→ DIRECTIONS:
Your answer should be a single number: the count of lines holding the word "fields".

→ Stored data:

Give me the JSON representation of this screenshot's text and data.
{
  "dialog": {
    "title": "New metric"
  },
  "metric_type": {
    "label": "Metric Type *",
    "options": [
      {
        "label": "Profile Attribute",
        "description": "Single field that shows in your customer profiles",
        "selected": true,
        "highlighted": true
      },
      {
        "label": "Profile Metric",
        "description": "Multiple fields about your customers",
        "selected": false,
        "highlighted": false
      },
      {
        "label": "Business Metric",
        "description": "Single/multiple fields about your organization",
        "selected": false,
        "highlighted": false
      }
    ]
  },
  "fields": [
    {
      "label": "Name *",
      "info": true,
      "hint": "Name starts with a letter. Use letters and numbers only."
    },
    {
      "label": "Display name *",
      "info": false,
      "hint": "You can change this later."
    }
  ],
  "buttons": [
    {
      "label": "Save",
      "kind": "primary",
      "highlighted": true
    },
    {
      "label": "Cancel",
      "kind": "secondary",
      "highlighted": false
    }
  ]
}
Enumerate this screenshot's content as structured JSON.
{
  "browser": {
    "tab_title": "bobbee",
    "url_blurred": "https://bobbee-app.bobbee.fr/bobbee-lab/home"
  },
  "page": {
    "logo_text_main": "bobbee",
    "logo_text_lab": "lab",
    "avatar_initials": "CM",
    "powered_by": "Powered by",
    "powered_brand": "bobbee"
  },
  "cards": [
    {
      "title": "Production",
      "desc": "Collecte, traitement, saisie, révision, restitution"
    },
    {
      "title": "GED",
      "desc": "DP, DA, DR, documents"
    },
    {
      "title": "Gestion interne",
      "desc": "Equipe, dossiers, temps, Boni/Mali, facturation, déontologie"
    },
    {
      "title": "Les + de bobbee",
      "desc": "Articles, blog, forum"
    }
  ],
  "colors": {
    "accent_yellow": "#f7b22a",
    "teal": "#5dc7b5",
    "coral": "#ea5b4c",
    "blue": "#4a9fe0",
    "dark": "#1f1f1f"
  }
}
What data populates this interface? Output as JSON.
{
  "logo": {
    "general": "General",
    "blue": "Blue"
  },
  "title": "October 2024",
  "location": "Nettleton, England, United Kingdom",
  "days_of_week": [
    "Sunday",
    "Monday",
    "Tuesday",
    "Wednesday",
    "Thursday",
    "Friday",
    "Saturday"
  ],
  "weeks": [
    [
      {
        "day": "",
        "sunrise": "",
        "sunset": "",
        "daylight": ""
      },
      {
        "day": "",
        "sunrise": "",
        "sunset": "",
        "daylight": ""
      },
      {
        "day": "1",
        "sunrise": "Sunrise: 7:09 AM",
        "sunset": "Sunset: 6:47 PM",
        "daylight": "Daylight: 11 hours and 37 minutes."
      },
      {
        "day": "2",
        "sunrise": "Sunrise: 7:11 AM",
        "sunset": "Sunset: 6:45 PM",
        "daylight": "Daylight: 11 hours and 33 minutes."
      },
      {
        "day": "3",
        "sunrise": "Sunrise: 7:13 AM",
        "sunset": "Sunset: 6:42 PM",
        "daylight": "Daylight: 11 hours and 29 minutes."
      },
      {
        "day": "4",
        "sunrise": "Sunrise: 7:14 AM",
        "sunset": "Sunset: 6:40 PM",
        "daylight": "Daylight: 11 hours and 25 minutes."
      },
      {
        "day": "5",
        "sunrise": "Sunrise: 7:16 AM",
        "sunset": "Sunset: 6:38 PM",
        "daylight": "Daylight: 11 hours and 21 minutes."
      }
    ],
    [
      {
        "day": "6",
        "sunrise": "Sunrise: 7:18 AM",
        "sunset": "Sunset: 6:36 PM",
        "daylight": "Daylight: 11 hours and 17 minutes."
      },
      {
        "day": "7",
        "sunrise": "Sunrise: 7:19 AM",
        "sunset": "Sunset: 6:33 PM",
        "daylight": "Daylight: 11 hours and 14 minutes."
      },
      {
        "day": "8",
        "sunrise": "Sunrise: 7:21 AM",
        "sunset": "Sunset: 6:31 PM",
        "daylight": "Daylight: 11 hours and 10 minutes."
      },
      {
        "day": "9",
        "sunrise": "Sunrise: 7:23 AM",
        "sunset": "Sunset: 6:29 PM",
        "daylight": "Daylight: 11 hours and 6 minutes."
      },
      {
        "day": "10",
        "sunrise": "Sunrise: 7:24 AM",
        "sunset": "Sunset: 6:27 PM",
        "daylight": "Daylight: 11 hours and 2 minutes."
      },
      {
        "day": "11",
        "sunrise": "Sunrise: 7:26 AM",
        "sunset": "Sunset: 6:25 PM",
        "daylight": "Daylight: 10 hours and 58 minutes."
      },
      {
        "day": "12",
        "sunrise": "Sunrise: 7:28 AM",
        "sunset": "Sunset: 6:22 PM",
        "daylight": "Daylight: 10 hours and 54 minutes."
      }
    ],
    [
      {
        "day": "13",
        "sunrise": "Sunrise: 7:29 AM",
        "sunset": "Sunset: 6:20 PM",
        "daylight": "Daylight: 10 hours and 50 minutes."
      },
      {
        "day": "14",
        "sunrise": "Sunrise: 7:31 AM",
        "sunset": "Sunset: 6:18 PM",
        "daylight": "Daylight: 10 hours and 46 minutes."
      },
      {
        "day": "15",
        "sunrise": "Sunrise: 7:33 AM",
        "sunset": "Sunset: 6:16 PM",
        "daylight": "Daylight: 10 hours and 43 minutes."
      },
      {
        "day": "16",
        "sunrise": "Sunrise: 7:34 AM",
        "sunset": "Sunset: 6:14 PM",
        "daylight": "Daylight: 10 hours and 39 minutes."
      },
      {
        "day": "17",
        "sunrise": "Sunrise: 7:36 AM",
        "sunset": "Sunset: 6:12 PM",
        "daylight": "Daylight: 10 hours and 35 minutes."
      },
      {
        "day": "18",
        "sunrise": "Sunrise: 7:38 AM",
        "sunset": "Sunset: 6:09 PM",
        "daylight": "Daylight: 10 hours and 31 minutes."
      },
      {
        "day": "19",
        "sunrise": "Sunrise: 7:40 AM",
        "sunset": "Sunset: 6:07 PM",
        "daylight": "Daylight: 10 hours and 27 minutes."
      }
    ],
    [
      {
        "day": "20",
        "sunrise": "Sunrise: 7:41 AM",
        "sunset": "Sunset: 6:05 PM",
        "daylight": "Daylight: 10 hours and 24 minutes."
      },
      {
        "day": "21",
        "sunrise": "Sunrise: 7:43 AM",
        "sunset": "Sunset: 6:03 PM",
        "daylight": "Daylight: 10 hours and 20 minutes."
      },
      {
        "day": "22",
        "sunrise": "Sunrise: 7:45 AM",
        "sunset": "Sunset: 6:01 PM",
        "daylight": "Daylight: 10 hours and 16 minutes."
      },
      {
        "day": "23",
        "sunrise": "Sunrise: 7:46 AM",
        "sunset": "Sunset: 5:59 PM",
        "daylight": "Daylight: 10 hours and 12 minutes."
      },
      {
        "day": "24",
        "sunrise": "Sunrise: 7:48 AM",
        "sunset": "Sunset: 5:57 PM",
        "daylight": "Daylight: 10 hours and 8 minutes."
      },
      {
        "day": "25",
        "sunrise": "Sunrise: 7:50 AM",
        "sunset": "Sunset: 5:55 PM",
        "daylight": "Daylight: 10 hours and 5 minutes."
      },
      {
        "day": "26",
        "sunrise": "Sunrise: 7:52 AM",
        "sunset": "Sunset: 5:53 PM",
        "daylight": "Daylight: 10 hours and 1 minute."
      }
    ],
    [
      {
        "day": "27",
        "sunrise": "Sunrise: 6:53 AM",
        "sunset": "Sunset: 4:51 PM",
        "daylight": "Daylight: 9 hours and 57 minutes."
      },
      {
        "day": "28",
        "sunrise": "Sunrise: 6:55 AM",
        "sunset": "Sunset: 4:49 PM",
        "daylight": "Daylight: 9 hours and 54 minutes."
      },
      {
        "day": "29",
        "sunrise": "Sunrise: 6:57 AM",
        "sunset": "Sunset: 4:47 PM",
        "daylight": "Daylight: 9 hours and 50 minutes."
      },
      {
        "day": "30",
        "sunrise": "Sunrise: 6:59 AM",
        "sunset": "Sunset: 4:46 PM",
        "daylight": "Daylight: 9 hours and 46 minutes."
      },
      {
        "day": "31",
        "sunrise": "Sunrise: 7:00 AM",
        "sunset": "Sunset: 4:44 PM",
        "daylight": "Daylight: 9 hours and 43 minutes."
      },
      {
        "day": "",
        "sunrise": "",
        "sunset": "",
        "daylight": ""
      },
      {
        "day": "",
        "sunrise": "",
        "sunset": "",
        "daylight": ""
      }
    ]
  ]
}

→ OUTPUT OF THE EXERCISE:
3